AIM OF THE EXERCISE: Only the lines from the one holding "Decode this image" to the end of the data should be echoed, exactly as they appear, minus the pictures.

DATA SHOWN:

_ _ _ _ _ _ _

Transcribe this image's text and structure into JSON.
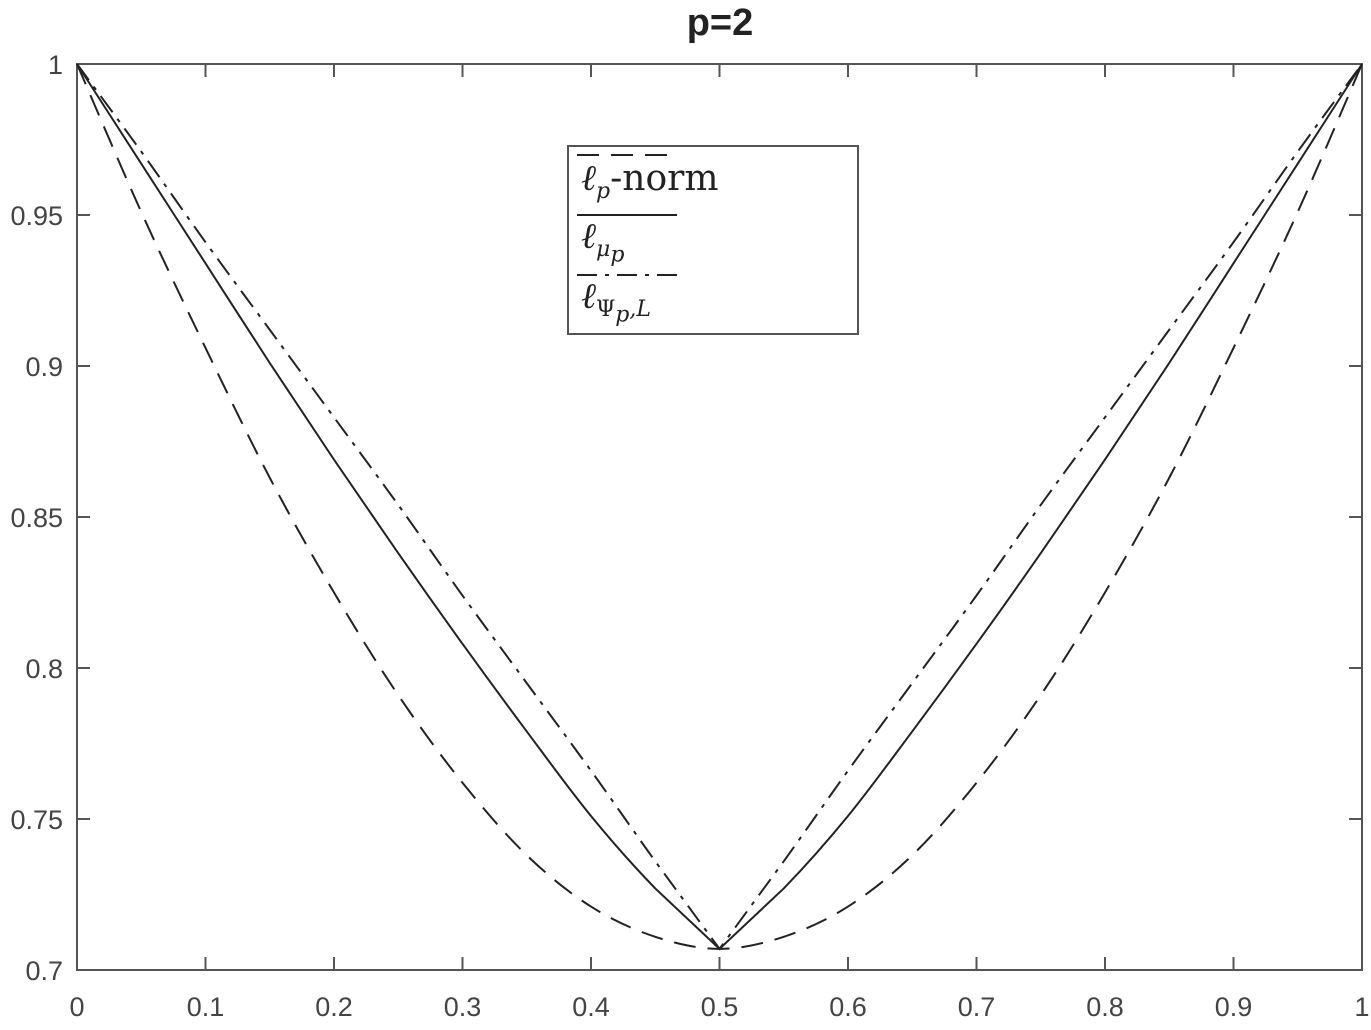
{
  "chart_data": {
    "type": "line",
    "title": "p=2",
    "xlabel": "",
    "ylabel": "",
    "xlim": [
      0,
      1
    ],
    "ylim": [
      0.7,
      1
    ],
    "grid": false,
    "legend_position": "upper center (inside)",
    "xticks": [
      "0",
      "0.1",
      "0.2",
      "0.3",
      "0.4",
      "0.5",
      "0.6",
      "0.7",
      "0.8",
      "0.9",
      "1"
    ],
    "yticks": [
      "0.7",
      "0.75",
      "0.8",
      "0.85",
      "0.9",
      "0.95",
      "1"
    ],
    "x": [
      0,
      0.05,
      0.1,
      0.15,
      0.2,
      0.25,
      0.3,
      0.35,
      0.4,
      0.45,
      0.5,
      0.55,
      0.6,
      0.65,
      0.7,
      0.75,
      0.8,
      0.85,
      0.9,
      0.95,
      1
    ],
    "series": [
      {
        "name": "ℓp-norm",
        "style": "dashed",
        "values": [
          1.0,
          0.951,
          0.906,
          0.863,
          0.825,
          0.791,
          0.762,
          0.738,
          0.721,
          0.711,
          0.707,
          0.711,
          0.721,
          0.738,
          0.762,
          0.791,
          0.825,
          0.863,
          0.906,
          0.951,
          1.0
        ]
      },
      {
        "name": "ℓμp",
        "style": "solid",
        "values": [
          1.0,
          0.967,
          0.934,
          0.901,
          0.869,
          0.838,
          0.808,
          0.779,
          0.751,
          0.727,
          0.707,
          0.727,
          0.751,
          0.779,
          0.808,
          0.838,
          0.869,
          0.901,
          0.934,
          0.967,
          1.0
        ]
      },
      {
        "name": "ℓΨp,L",
        "style": "dash-dot",
        "values": [
          1.0,
          0.971,
          0.941,
          0.912,
          0.883,
          0.854,
          0.824,
          0.795,
          0.766,
          0.736,
          0.707,
          0.736,
          0.766,
          0.795,
          0.824,
          0.854,
          0.883,
          0.912,
          0.941,
          0.971,
          1.0
        ]
      }
    ]
  },
  "legend": {
    "items": [
      {
        "base": "ℓ",
        "sub": "p",
        "suffix": "-norm"
      },
      {
        "base": "ℓ",
        "sub": "μ",
        "subsub": "p"
      },
      {
        "base": "ℓ",
        "sub": "Ψ",
        "subsub": "p",
        "subtail": ",L"
      }
    ]
  },
  "colors": {
    "axis": "#555555",
    "line": "#222222",
    "text": "#444444"
  }
}
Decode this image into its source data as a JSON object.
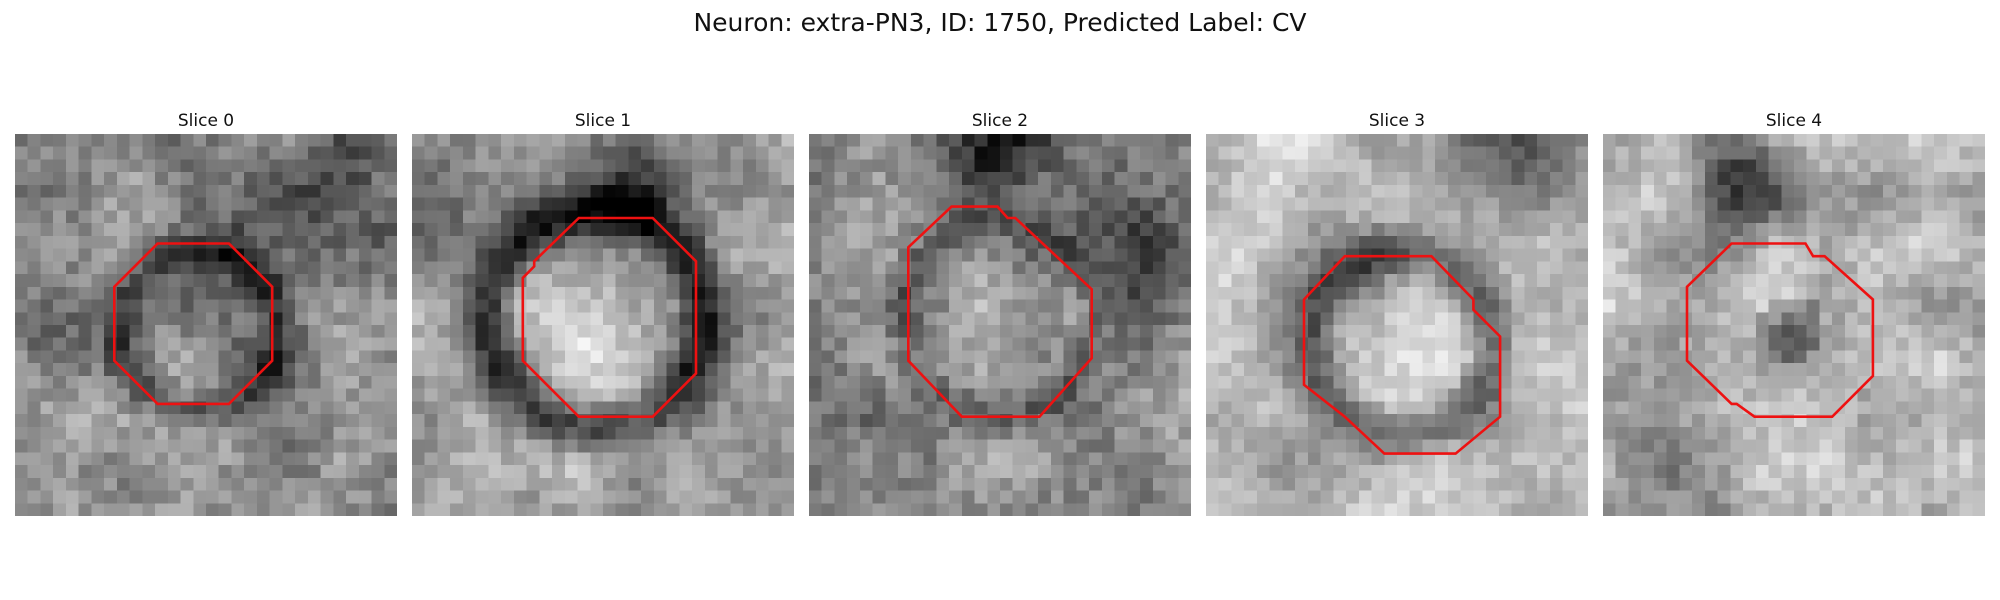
{
  "figure": {
    "title": "Neuron: extra-PN3, ID: 1750, Predicted Label: CV",
    "outline_color": "#ee1111",
    "colormap": "grayscale",
    "grid_size": 30
  },
  "slices": [
    {
      "label": "Slice 0",
      "brightness": "medium-light",
      "contents": "dark ring around a mottled gray interior"
    },
    {
      "label": "Slice 1",
      "brightness": "light",
      "contents": "bright circular center enclosed by a dark ring"
    },
    {
      "label": "Slice 2",
      "brightness": "medium",
      "contents": "mottled gray interior with a faint dark border"
    },
    {
      "label": "Slice 3",
      "brightness": "light",
      "contents": "bright center with a dark lower-left rim"
    },
    {
      "label": "Slice 4",
      "brightness": "light",
      "contents": "dark speckled center on a light background"
    }
  ]
}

_ _ _ _ _ _ _

ANSWER TO THIS EXERCISE:
Decode this image into its source data as a JSON object.
{
  "figure": {
    "title": "Neuron: extra-PN3, ID: 1750, Predicted Label: CV",
    "outline_color": "#ee1111",
    "colormap": "grayscale",
    "grid_size": 30
  },
  "slices": [
    {
      "label": "Slice 0",
      "brightness": "medium-light",
      "contents": "dark ring around a mottled gray interior"
    },
    {
      "label": "Slice 1",
      "brightness": "light",
      "contents": "bright circular center enclosed by a dark ring"
    },
    {
      "label": "Slice 2",
      "brightness": "medium",
      "contents": "mottled gray interior with a faint dark border"
    },
    {
      "label": "Slice 3",
      "brightness": "light",
      "contents": "bright center with a dark lower-left rim"
    },
    {
      "label": "Slice 4",
      "brightness": "light",
      "contents": "dark speckled center on a light background"
    }
  ]
}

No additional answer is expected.